WHAT YOU HAVE TO DO —
Omit all pictures and give the records below again exactly as written.

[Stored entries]
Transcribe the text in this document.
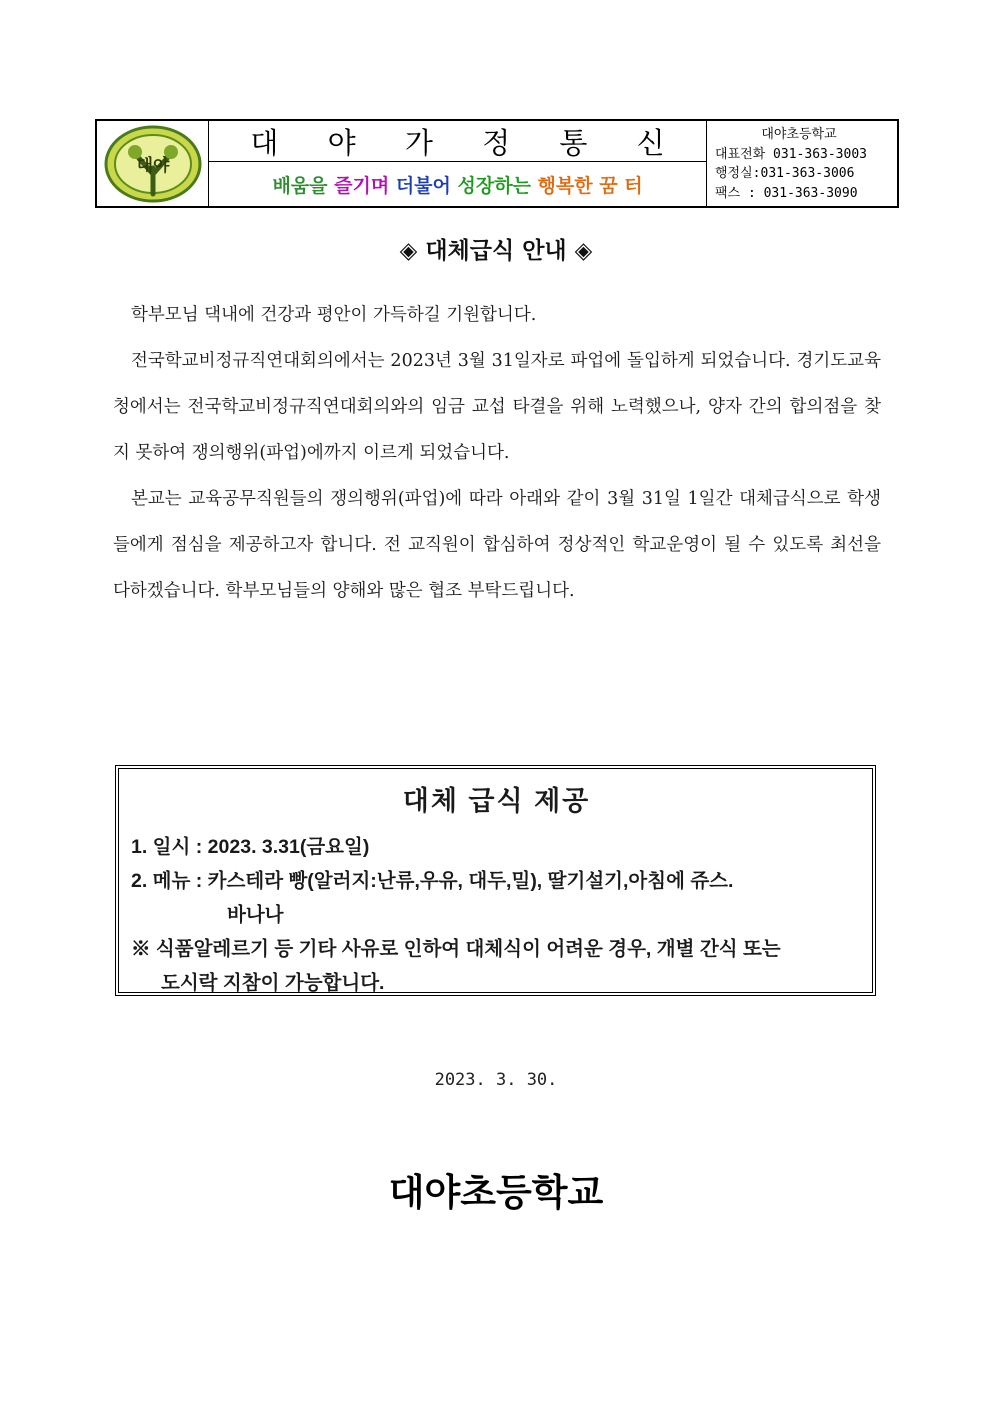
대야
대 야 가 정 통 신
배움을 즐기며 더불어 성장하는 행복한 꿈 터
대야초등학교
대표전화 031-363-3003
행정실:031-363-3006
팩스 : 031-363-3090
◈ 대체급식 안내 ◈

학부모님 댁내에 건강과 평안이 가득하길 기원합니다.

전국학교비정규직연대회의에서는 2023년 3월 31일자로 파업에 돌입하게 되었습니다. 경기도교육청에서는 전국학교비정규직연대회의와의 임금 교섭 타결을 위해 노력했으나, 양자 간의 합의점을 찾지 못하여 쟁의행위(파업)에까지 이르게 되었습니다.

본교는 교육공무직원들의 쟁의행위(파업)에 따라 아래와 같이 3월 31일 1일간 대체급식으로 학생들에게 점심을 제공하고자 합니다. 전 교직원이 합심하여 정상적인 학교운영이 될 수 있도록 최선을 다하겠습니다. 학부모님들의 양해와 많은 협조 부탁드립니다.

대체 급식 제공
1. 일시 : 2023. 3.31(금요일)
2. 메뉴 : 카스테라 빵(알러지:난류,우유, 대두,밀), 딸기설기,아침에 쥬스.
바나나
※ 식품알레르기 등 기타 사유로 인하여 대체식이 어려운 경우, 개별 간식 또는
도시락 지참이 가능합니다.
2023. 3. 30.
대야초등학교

EXPECTED ANSWER —
Transcribe the text in this document.
대야
대 야 가 정 통 신
배움을 즐기며 더불어 성장하는 행복한 꿈 터
대야초등학교
대표전화 031-363-3003
행정실:031-363-3006
팩스 : 031-363-3090
◈ 대체급식 안내 ◈

학부모님 댁내에 건강과 평안이 가득하길 기원합니다.

전국학교비정규직연대회의에서는 2023년 3월 31일자로 파업에 돌입하게 되었습니다. 경기도교육청에서는 전국학교비정규직연대회의와의 임금 교섭 타결을 위해 노력했으나, 양자 간의 합의점을 찾지 못하여 쟁의행위(파업)에까지 이르게 되었습니다.

본교는 교육공무직원들의 쟁의행위(파업)에 따라 아래와 같이 3월 31일 1일간 대체급식으로 학생들에게 점심을 제공하고자 합니다. 전 교직원이 합심하여 정상적인 학교운영이 될 수 있도록 최선을 다하겠습니다. 학부모님들의 양해와 많은 협조 부탁드립니다.

대체 급식 제공
1. 일시 : 2023. 3.31(금요일)
2. 메뉴 : 카스테라 빵(알러지:난류,우유, 대두,밀), 딸기설기,아침에 쥬스.
바나나
※ 식품알레르기 등 기타 사유로 인하여 대체식이 어려운 경우, 개별 간식 또는
도시락 지참이 가능합니다.
2023. 3. 30.
대야초등학교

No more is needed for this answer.